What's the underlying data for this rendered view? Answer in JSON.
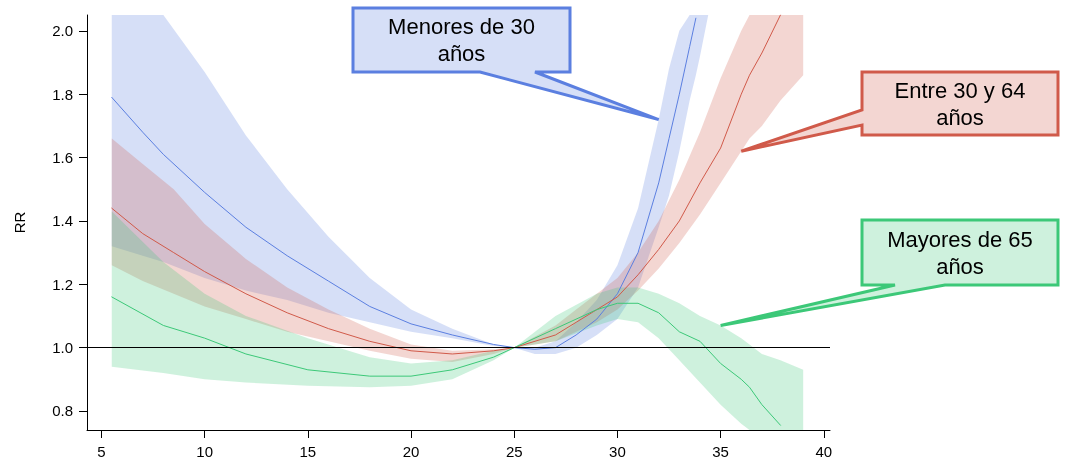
{
  "chart_data": {
    "type": "line",
    "ylabel": "RR",
    "xlim": [
      4.3,
      40.3
    ],
    "ylim": [
      0.74,
      2.05
    ],
    "xticks": [
      5,
      10,
      15,
      20,
      25,
      30,
      35,
      40
    ],
    "yticks": [
      0.8,
      {
        "value": 1,
        "label": "1.0"
      },
      1.2,
      1.4,
      1.6,
      1.8,
      {
        "value": 2,
        "label": "2.0"
      }
    ],
    "grid": false,
    "marker": "none",
    "line_style": "solid",
    "ref_lines": [
      {
        "axis": "y",
        "value": 1.0,
        "color": "#000000"
      }
    ],
    "series": [
      {
        "color": "#5b7fe0",
        "x": [
          5.5,
          7,
          8,
          10,
          12,
          14,
          16,
          18,
          20,
          22,
          24,
          25,
          26,
          27,
          28,
          29,
          30,
          31,
          32,
          32.5,
          33,
          33.5,
          33.8,
          34,
          34.4
        ],
        "values": [
          1.79,
          1.68,
          1.61,
          1.49,
          1.38,
          1.29,
          1.21,
          1.13,
          1.075,
          1.04,
          1.01,
          1.0,
          0.995,
          1.0,
          1.04,
          1.09,
          1.17,
          1.3,
          1.52,
          1.66,
          1.8,
          1.95,
          2.04,
          null,
          null
        ],
        "upper": [
          2.05,
          2.05,
          2.05,
          1.87,
          1.67,
          1.5,
          1.35,
          1.22,
          1.12,
          1.06,
          1.01,
          1.0,
          1.0,
          1.02,
          1.08,
          1.15,
          1.26,
          1.44,
          1.72,
          1.88,
          2.0,
          2.05,
          2.05,
          2.05,
          2.05
        ],
        "lower": [
          1.32,
          1.29,
          1.27,
          1.22,
          1.18,
          1.15,
          1.11,
          1.08,
          1.05,
          1.03,
          1.005,
          1.0,
          0.98,
          0.98,
          1.0,
          1.04,
          1.09,
          1.19,
          1.38,
          1.48,
          1.62,
          1.78,
          1.86,
          1.92,
          2.05
        ]
      },
      {
        "color": "#d05a4a",
        "x": [
          5.5,
          7,
          8.5,
          10,
          12,
          14,
          16,
          18,
          20,
          22,
          24,
          25,
          27,
          28,
          29,
          30,
          31,
          32,
          33,
          34,
          35,
          36,
          36.4,
          37,
          37.9,
          39
        ],
        "values": [
          1.44,
          1.36,
          1.3,
          1.24,
          1.17,
          1.11,
          1.06,
          1.02,
          0.99,
          0.98,
          0.99,
          1.0,
          1.04,
          1.08,
          1.12,
          1.16,
          1.23,
          1.31,
          1.4,
          1.52,
          1.63,
          1.8,
          1.86,
          1.93,
          2.05,
          null
        ],
        "upper": [
          1.66,
          1.58,
          1.5,
          1.39,
          1.28,
          1.19,
          1.12,
          1.06,
          1.01,
          0.99,
          0.995,
          1.0,
          1.07,
          1.12,
          1.17,
          1.22,
          1.3,
          1.4,
          1.53,
          1.68,
          1.85,
          2.0,
          2.05,
          2.05,
          2.05,
          2.05
        ],
        "lower": [
          1.26,
          1.21,
          1.17,
          1.13,
          1.09,
          1.05,
          1.02,
          0.99,
          0.965,
          0.955,
          0.98,
          1.0,
          1.02,
          1.05,
          1.08,
          1.12,
          1.18,
          1.25,
          1.33,
          1.42,
          1.52,
          1.62,
          1.66,
          1.7,
          1.78,
          1.86
        ]
      },
      {
        "color": "#3cc878",
        "x": [
          5.5,
          8,
          10,
          12,
          15,
          18,
          20,
          22,
          24,
          25,
          27,
          29,
          30,
          31,
          32,
          33,
          34,
          35,
          36,
          36.4,
          37,
          37.9,
          39
        ],
        "values": [
          1.16,
          1.07,
          1.03,
          0.98,
          0.93,
          0.91,
          0.91,
          0.93,
          0.97,
          1.0,
          1.06,
          1.12,
          1.14,
          1.14,
          1.11,
          1.05,
          1.02,
          0.95,
          0.9,
          0.875,
          0.82,
          0.755,
          null
        ],
        "upper": [
          1.43,
          1.27,
          1.17,
          1.1,
          1.03,
          0.97,
          0.95,
          0.96,
          0.99,
          1.0,
          1.1,
          1.17,
          1.19,
          1.19,
          1.17,
          1.14,
          1.1,
          1.07,
          1.03,
          1.01,
          0.98,
          0.96,
          0.93
        ],
        "lower": [
          0.94,
          0.92,
          0.9,
          0.89,
          0.88,
          0.875,
          0.88,
          0.9,
          0.96,
          1.0,
          1.02,
          1.07,
          1.09,
          1.08,
          1.03,
          0.96,
          0.89,
          0.82,
          0.76,
          0.74,
          0.74,
          0.74,
          0.74
        ]
      }
    ],
    "annotations": [
      "Menores de 30 años",
      "Entre 30 y 64 años",
      "Mayores de 65 años"
    ]
  }
}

-------------------------

Stated problem: Pictures in the records must not appear in the copy; transcribe everything else precisely.

Output below:
What's the underlying data for this rendered view? Answer in JSON.
{
  "chart_data": {
    "type": "line",
    "ylabel": "RR",
    "xlim": [
      4.3,
      40.3
    ],
    "ylim": [
      0.74,
      2.05
    ],
    "xticks": [
      5,
      10,
      15,
      20,
      25,
      30,
      35,
      40
    ],
    "yticks": [
      0.8,
      {
        "value": 1,
        "label": "1.0"
      },
      1.2,
      1.4,
      1.6,
      1.8,
      {
        "value": 2,
        "label": "2.0"
      }
    ],
    "grid": false,
    "marker": "none",
    "line_style": "solid",
    "ref_lines": [
      {
        "axis": "y",
        "value": 1.0,
        "color": "#000000"
      }
    ],
    "series": [
      {
        "color": "#5b7fe0",
        "x": [
          5.5,
          7,
          8,
          10,
          12,
          14,
          16,
          18,
          20,
          22,
          24,
          25,
          26,
          27,
          28,
          29,
          30,
          31,
          32,
          32.5,
          33,
          33.5,
          33.8,
          34,
          34.4
        ],
        "values": [
          1.79,
          1.68,
          1.61,
          1.49,
          1.38,
          1.29,
          1.21,
          1.13,
          1.075,
          1.04,
          1.01,
          1.0,
          0.995,
          1.0,
          1.04,
          1.09,
          1.17,
          1.3,
          1.52,
          1.66,
          1.8,
          1.95,
          2.04,
          null,
          null
        ],
        "upper": [
          2.05,
          2.05,
          2.05,
          1.87,
          1.67,
          1.5,
          1.35,
          1.22,
          1.12,
          1.06,
          1.01,
          1.0,
          1.0,
          1.02,
          1.08,
          1.15,
          1.26,
          1.44,
          1.72,
          1.88,
          2.0,
          2.05,
          2.05,
          2.05,
          2.05
        ],
        "lower": [
          1.32,
          1.29,
          1.27,
          1.22,
          1.18,
          1.15,
          1.11,
          1.08,
          1.05,
          1.03,
          1.005,
          1.0,
          0.98,
          0.98,
          1.0,
          1.04,
          1.09,
          1.19,
          1.38,
          1.48,
          1.62,
          1.78,
          1.86,
          1.92,
          2.05
        ]
      },
      {
        "color": "#d05a4a",
        "x": [
          5.5,
          7,
          8.5,
          10,
          12,
          14,
          16,
          18,
          20,
          22,
          24,
          25,
          27,
          28,
          29,
          30,
          31,
          32,
          33,
          34,
          35,
          36,
          36.4,
          37,
          37.9,
          39
        ],
        "values": [
          1.44,
          1.36,
          1.3,
          1.24,
          1.17,
          1.11,
          1.06,
          1.02,
          0.99,
          0.98,
          0.99,
          1.0,
          1.04,
          1.08,
          1.12,
          1.16,
          1.23,
          1.31,
          1.4,
          1.52,
          1.63,
          1.8,
          1.86,
          1.93,
          2.05,
          null
        ],
        "upper": [
          1.66,
          1.58,
          1.5,
          1.39,
          1.28,
          1.19,
          1.12,
          1.06,
          1.01,
          0.99,
          0.995,
          1.0,
          1.07,
          1.12,
          1.17,
          1.22,
          1.3,
          1.4,
          1.53,
          1.68,
          1.85,
          2.0,
          2.05,
          2.05,
          2.05,
          2.05
        ],
        "lower": [
          1.26,
          1.21,
          1.17,
          1.13,
          1.09,
          1.05,
          1.02,
          0.99,
          0.965,
          0.955,
          0.98,
          1.0,
          1.02,
          1.05,
          1.08,
          1.12,
          1.18,
          1.25,
          1.33,
          1.42,
          1.52,
          1.62,
          1.66,
          1.7,
          1.78,
          1.86
        ]
      },
      {
        "color": "#3cc878",
        "x": [
          5.5,
          8,
          10,
          12,
          15,
          18,
          20,
          22,
          24,
          25,
          27,
          29,
          30,
          31,
          32,
          33,
          34,
          35,
          36,
          36.4,
          37,
          37.9,
          39
        ],
        "values": [
          1.16,
          1.07,
          1.03,
          0.98,
          0.93,
          0.91,
          0.91,
          0.93,
          0.97,
          1.0,
          1.06,
          1.12,
          1.14,
          1.14,
          1.11,
          1.05,
          1.02,
          0.95,
          0.9,
          0.875,
          0.82,
          0.755,
          null
        ],
        "upper": [
          1.43,
          1.27,
          1.17,
          1.1,
          1.03,
          0.97,
          0.95,
          0.96,
          0.99,
          1.0,
          1.1,
          1.17,
          1.19,
          1.19,
          1.17,
          1.14,
          1.1,
          1.07,
          1.03,
          1.01,
          0.98,
          0.96,
          0.93
        ],
        "lower": [
          0.94,
          0.92,
          0.9,
          0.89,
          0.88,
          0.875,
          0.88,
          0.9,
          0.96,
          1.0,
          1.02,
          1.07,
          1.09,
          1.08,
          1.03,
          0.96,
          0.89,
          0.82,
          0.76,
          0.74,
          0.74,
          0.74,
          0.74
        ]
      }
    ],
    "annotations": [
      "Menores de 30 años",
      "Entre 30 y 64 años",
      "Mayores de 65 años"
    ]
  }
}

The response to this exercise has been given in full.